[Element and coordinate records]
--------------------------------------------------

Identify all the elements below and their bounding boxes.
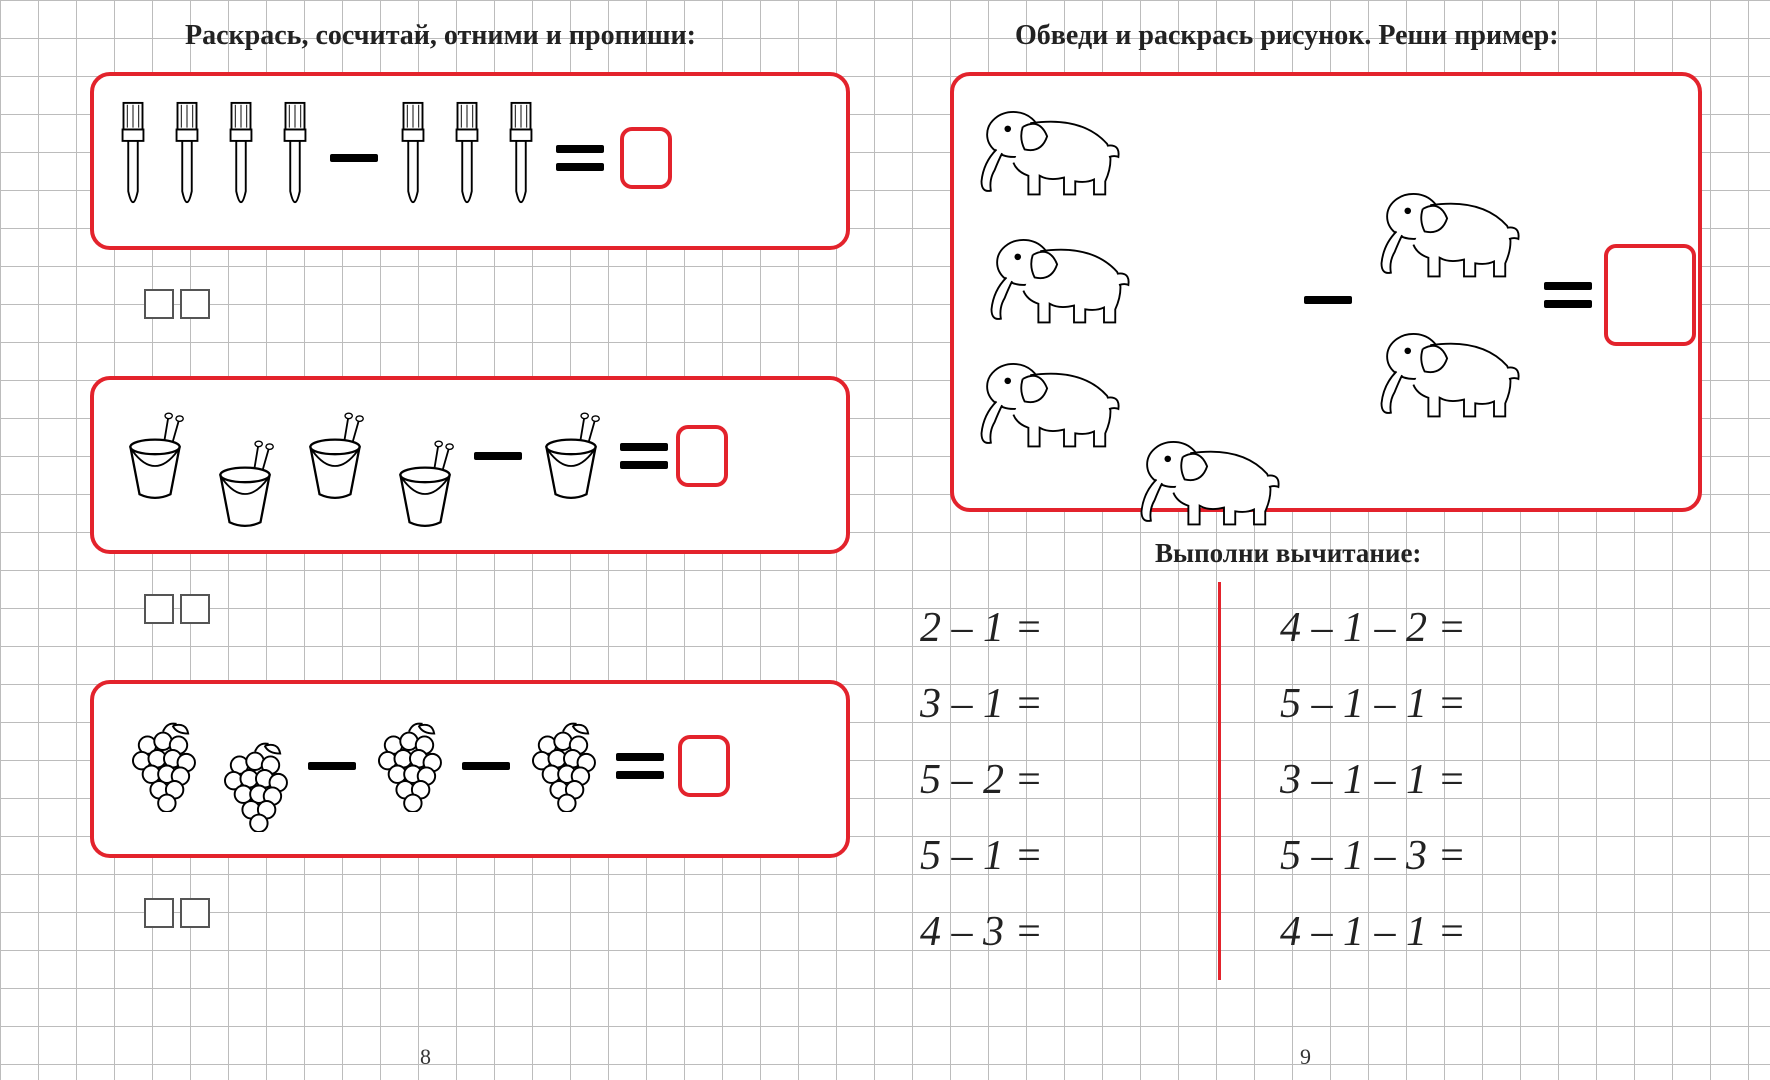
problem-item: 3 – 1 = [920, 666, 1043, 742]
problem-item: 5 – 1 – 3 = [1280, 818, 1466, 894]
elephant-area [954, 76, 1698, 508]
problem-list-right: 4 – 1 – 2 =5 – 1 – 1 =3 – 1 – 1 =5 – 1 –… [1280, 590, 1466, 970]
brush-icon [502, 98, 540, 218]
equals-sign [620, 443, 668, 469]
tracing-square [144, 289, 174, 319]
answer-box[interactable] [620, 127, 672, 189]
minus-sign [1304, 296, 1352, 304]
answer-box[interactable] [678, 735, 730, 797]
brush-icon [394, 98, 432, 218]
tracing-square [144, 594, 174, 624]
elephant-icon [984, 222, 1134, 332]
tracing-square [144, 898, 174, 928]
heading-left: Раскрась, сосчитай, отними и пропиши: [185, 20, 696, 52]
bucket-row [114, 410, 728, 502]
problem-item: 4 – 1 – 2 = [1280, 590, 1466, 666]
answer-box[interactable] [676, 425, 728, 487]
bucket-icon [384, 438, 466, 530]
bucket-icon [204, 438, 286, 530]
tracing-square [180, 594, 210, 624]
problem-item: 4 – 1 – 1 = [1280, 894, 1466, 970]
problem-item: 2 – 1 = [920, 590, 1043, 666]
column-divider [1218, 582, 1221, 980]
brush-icon [222, 98, 260, 218]
problem-item: 5 – 1 – 1 = [1280, 666, 1466, 742]
problem-item: 5 – 2 = [920, 742, 1043, 818]
tracing-square [180, 898, 210, 928]
heading-right: Обведи и раскрась рисунок. Реши пример: [1015, 20, 1559, 52]
answer-box[interactable] [1604, 244, 1696, 346]
grapes-icon [370, 720, 448, 812]
grapes-icon [216, 740, 294, 832]
worksheet-page: Раскрась, сосчитай, отними и пропиши: Об… [0, 0, 1770, 1080]
equals-sign [556, 145, 604, 171]
exercise-box-buckets [90, 376, 850, 554]
problem-item: 5 – 1 = [920, 818, 1043, 894]
elephant-icon [974, 94, 1124, 204]
minus-sign [308, 762, 356, 770]
page-number-left: 8 [420, 1044, 431, 1070]
brush-icon [448, 98, 486, 218]
equals-sign [616, 753, 664, 779]
exercise-box-elephants [950, 72, 1702, 512]
problem-item: 4 – 3 = [920, 894, 1043, 970]
minus-sign [474, 452, 522, 460]
elephant-icon [1374, 316, 1524, 426]
equals-sign [1544, 282, 1592, 308]
exercise-box-brushes [90, 72, 850, 250]
brush-icon [276, 98, 314, 218]
problem-list-left: 2 – 1 =3 – 1 =5 – 2 =5 – 1 =4 – 3 = [920, 590, 1043, 970]
elephant-icon [1134, 424, 1284, 534]
bucket-icon [294, 410, 376, 502]
bucket-icon [530, 410, 612, 502]
elephant-icon [1374, 176, 1524, 286]
brush-icon [114, 98, 152, 218]
brush-row [114, 98, 672, 218]
brush-icon [168, 98, 206, 218]
minus-sign [330, 154, 378, 162]
bucket-icon [114, 410, 196, 502]
exercise-box-grapes [90, 680, 850, 858]
minus-sign [462, 762, 510, 770]
heading-subtraction: Выполни вычитание: [1155, 538, 1421, 569]
tracing-square [180, 289, 210, 319]
grape-row [124, 720, 730, 812]
grapes-icon [124, 720, 202, 812]
grapes-icon [524, 720, 602, 812]
page-number-right: 9 [1300, 1044, 1311, 1070]
elephant-icon [974, 346, 1124, 456]
problem-item: 3 – 1 – 1 = [1280, 742, 1466, 818]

--------------------------------------------------

**OBJECTIVE:**
Rewrite the stretch of data from the line containing "problem-item: 3 – 1 = [920, 666, 1043, 742]" through the line containing "brush-icon [448, 98, 486, 218]", replacing "tracing-square" with "trace-box" and leaving everything else unchanged.

**EXERCISE RESULT:**
problem-item: 3 – 1 = [920, 666, 1043, 742]
problem-item: 5 – 1 – 3 = [1280, 818, 1466, 894]
elephant-area [954, 76, 1698, 508]
problem-list-right: 4 – 1 – 2 =5 – 1 – 1 =3 – 1 – 1 =5 – 1 –… [1280, 590, 1466, 970]
brush-icon [502, 98, 540, 218]
equals-sign [620, 443, 668, 469]
trace-box [144, 289, 174, 319]
answer-box[interactable] [620, 127, 672, 189]
minus-sign [1304, 296, 1352, 304]
answer-box[interactable] [678, 735, 730, 797]
brush-icon [394, 98, 432, 218]
trace-box [144, 594, 174, 624]
elephant-icon [984, 222, 1134, 332]
trace-box [144, 898, 174, 928]
heading-left: Раскрась, сосчитай, отними и пропиши: [185, 20, 696, 52]
bucket-row [114, 410, 728, 502]
problem-item: 4 – 1 – 2 = [1280, 590, 1466, 666]
answer-box[interactable] [676, 425, 728, 487]
bucket-icon [384, 438, 466, 530]
bucket-icon [204, 438, 286, 530]
trace-box [180, 594, 210, 624]
problem-item: 4 – 1 – 1 = [1280, 894, 1466, 970]
problem-item: 2 – 1 = [920, 590, 1043, 666]
column-divider [1218, 582, 1221, 980]
brush-icon [222, 98, 260, 218]
problem-item: 5 – 1 – 1 = [1280, 666, 1466, 742]
problem-item: 5 – 2 = [920, 742, 1043, 818]
trace-box [180, 898, 210, 928]
heading-right: Обведи и раскрась рисунок. Реши пример: [1015, 20, 1559, 52]
answer-box[interactable] [1604, 244, 1696, 346]
grapes-icon [370, 720, 448, 812]
grapes-icon [216, 740, 294, 832]
worksheet-page: Раскрась, сосчитай, отними и пропиши: Об… [0, 0, 1770, 1080]
equals-sign [556, 145, 604, 171]
exercise-box-buckets [90, 376, 850, 554]
problem-item: 5 – 1 = [920, 818, 1043, 894]
elephant-icon [974, 94, 1124, 204]
minus-sign [308, 762, 356, 770]
page-number-left: 8 [420, 1044, 431, 1070]
brush-icon [448, 98, 486, 218]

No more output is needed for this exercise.